::: Dataset excerpts

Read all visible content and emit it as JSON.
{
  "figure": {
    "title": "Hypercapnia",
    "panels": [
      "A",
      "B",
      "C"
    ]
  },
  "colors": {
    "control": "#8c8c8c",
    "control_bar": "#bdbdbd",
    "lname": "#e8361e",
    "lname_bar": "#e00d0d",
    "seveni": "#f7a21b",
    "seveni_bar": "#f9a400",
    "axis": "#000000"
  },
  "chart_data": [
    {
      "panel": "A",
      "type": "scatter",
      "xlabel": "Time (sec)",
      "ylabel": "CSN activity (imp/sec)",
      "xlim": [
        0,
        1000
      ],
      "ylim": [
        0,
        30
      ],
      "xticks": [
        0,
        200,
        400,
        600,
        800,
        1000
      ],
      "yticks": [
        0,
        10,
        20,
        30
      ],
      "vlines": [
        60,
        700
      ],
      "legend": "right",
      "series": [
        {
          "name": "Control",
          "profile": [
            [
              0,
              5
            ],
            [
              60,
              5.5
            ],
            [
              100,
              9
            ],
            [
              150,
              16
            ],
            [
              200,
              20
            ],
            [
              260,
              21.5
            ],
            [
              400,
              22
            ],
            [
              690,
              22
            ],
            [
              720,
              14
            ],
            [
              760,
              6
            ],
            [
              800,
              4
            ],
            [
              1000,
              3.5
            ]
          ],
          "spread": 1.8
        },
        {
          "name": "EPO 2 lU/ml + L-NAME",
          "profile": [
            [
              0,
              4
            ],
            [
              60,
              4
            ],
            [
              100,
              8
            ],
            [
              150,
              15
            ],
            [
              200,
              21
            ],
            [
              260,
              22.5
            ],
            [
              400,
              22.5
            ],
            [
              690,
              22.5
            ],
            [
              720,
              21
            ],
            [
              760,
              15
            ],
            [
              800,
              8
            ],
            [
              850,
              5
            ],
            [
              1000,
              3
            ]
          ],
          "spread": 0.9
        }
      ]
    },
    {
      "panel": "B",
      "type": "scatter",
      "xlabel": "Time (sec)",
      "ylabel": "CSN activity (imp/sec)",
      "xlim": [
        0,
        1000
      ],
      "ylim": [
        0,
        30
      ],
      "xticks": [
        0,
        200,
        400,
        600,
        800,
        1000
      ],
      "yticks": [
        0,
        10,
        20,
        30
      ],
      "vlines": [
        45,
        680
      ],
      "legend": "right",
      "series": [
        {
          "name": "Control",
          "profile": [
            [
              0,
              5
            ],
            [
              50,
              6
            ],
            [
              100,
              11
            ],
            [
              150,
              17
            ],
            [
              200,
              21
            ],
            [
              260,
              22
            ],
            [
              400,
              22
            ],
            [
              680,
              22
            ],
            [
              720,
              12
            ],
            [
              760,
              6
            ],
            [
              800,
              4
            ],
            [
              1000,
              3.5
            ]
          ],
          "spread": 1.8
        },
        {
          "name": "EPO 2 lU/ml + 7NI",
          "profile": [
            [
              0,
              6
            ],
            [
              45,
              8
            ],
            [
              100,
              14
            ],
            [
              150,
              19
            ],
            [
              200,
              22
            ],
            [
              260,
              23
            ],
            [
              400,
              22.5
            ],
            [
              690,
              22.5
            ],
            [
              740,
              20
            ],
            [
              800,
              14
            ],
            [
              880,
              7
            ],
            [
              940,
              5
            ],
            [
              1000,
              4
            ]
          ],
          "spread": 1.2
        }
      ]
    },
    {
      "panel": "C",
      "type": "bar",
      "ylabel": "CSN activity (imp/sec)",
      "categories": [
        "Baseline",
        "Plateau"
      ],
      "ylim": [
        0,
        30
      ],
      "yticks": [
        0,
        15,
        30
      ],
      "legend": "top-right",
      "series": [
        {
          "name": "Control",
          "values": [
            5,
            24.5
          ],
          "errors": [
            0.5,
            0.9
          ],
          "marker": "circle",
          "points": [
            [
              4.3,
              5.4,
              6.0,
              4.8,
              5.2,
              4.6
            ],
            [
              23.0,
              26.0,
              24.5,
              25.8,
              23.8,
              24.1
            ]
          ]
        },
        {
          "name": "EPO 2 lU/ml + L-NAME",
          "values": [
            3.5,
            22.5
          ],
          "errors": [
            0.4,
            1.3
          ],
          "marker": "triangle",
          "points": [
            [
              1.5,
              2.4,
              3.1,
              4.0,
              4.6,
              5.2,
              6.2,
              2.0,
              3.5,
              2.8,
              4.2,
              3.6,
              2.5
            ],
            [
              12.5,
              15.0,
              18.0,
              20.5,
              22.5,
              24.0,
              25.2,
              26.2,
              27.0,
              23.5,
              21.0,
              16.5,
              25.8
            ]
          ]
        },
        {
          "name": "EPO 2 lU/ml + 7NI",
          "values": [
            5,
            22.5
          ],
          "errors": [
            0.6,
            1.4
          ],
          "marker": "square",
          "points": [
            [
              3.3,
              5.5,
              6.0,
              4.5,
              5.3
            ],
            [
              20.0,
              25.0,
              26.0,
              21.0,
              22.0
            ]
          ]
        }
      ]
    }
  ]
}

::::::

- [Directions]: All the entries above need to be reproduced exactly.

- [Solution to this problem]:
Read all visible content and emit it as JSON.
{
  "figure": {
    "title": "Hypercapnia",
    "panels": [
      "A",
      "B",
      "C"
    ]
  },
  "colors": {
    "control": "#8c8c8c",
    "control_bar": "#bdbdbd",
    "lname": "#e8361e",
    "lname_bar": "#e00d0d",
    "seveni": "#f7a21b",
    "seveni_bar": "#f9a400",
    "axis": "#000000"
  },
  "chart_data": [
    {
      "panel": "A",
      "type": "scatter",
      "xlabel": "Time (sec)",
      "ylabel": "CSN activity (imp/sec)",
      "xlim": [
        0,
        1000
      ],
      "ylim": [
        0,
        30
      ],
      "xticks": [
        0,
        200,
        400,
        600,
        800,
        1000
      ],
      "yticks": [
        0,
        10,
        20,
        30
      ],
      "vlines": [
        60,
        700
      ],
      "legend": "right",
      "series": [
        {
          "name": "Control",
          "profile": [
            [
              0,
              5
            ],
            [
              60,
              5.5
            ],
            [
              100,
              9
            ],
            [
              150,
              16
            ],
            [
              200,
              20
            ],
            [
              260,
              21.5
            ],
            [
              400,
              22
            ],
            [
              690,
              22
            ],
            [
              720,
              14
            ],
            [
              760,
              6
            ],
            [
              800,
              4
            ],
            [
              1000,
              3.5
            ]
          ],
          "spread": 1.8
        },
        {
          "name": "EPO 2 lU/ml + L-NAME",
          "profile": [
            [
              0,
              4
            ],
            [
              60,
              4
            ],
            [
              100,
              8
            ],
            [
              150,
              15
            ],
            [
              200,
              21
            ],
            [
              260,
              22.5
            ],
            [
              400,
              22.5
            ],
            [
              690,
              22.5
            ],
            [
              720,
              21
            ],
            [
              760,
              15
            ],
            [
              800,
              8
            ],
            [
              850,
              5
            ],
            [
              1000,
              3
            ]
          ],
          "spread": 0.9
        }
      ]
    },
    {
      "panel": "B",
      "type": "scatter",
      "xlabel": "Time (sec)",
      "ylabel": "CSN activity (imp/sec)",
      "xlim": [
        0,
        1000
      ],
      "ylim": [
        0,
        30
      ],
      "xticks": [
        0,
        200,
        400,
        600,
        800,
        1000
      ],
      "yticks": [
        0,
        10,
        20,
        30
      ],
      "vlines": [
        45,
        680
      ],
      "legend": "right",
      "series": [
        {
          "name": "Control",
          "profile": [
            [
              0,
              5
            ],
            [
              50,
              6
            ],
            [
              100,
              11
            ],
            [
              150,
              17
            ],
            [
              200,
              21
            ],
            [
              260,
              22
            ],
            [
              400,
              22
            ],
            [
              680,
              22
            ],
            [
              720,
              12
            ],
            [
              760,
              6
            ],
            [
              800,
              4
            ],
            [
              1000,
              3.5
            ]
          ],
          "spread": 1.8
        },
        {
          "name": "EPO 2 lU/ml + 7NI",
          "profile": [
            [
              0,
              6
            ],
            [
              45,
              8
            ],
            [
              100,
              14
            ],
            [
              150,
              19
            ],
            [
              200,
              22
            ],
            [
              260,
              23
            ],
            [
              400,
              22.5
            ],
            [
              690,
              22.5
            ],
            [
              740,
              20
            ],
            [
              800,
              14
            ],
            [
              880,
              7
            ],
            [
              940,
              5
            ],
            [
              1000,
              4
            ]
          ],
          "spread": 1.2
        }
      ]
    },
    {
      "panel": "C",
      "type": "bar",
      "ylabel": "CSN activity (imp/sec)",
      "categories": [
        "Baseline",
        "Plateau"
      ],
      "ylim": [
        0,
        30
      ],
      "yticks": [
        0,
        15,
        30
      ],
      "legend": "top-right",
      "series": [
        {
          "name": "Control",
          "values": [
            5,
            24.5
          ],
          "errors": [
            0.5,
            0.9
          ],
          "marker": "circle",
          "points": [
            [
              4.3,
              5.4,
              6.0,
              4.8,
              5.2,
              4.6
            ],
            [
              23.0,
              26.0,
              24.5,
              25.8,
              23.8,
              24.1
            ]
          ]
        },
        {
          "name": "EPO 2 lU/ml + L-NAME",
          "values": [
            3.5,
            22.5
          ],
          "errors": [
            0.4,
            1.3
          ],
          "marker": "triangle",
          "points": [
            [
              1.5,
              2.4,
              3.1,
              4.0,
              4.6,
              5.2,
              6.2,
              2.0,
              3.5,
              2.8,
              4.2,
              3.6,
              2.5
            ],
            [
              12.5,
              15.0,
              18.0,
              20.5,
              22.5,
              24.0,
              25.2,
              26.2,
              27.0,
              23.5,
              21.0,
              16.5,
              25.8
            ]
          ]
        },
        {
          "name": "EPO 2 lU/ml + 7NI",
          "values": [
            5,
            22.5
          ],
          "errors": [
            0.6,
            1.4
          ],
          "marker": "square",
          "points": [
            [
              3.3,
              5.5,
              6.0,
              4.5,
              5.3
            ],
            [
              20.0,
              25.0,
              26.0,
              21.0,
              22.0
            ]
          ]
        }
      ]
    }
  ]
}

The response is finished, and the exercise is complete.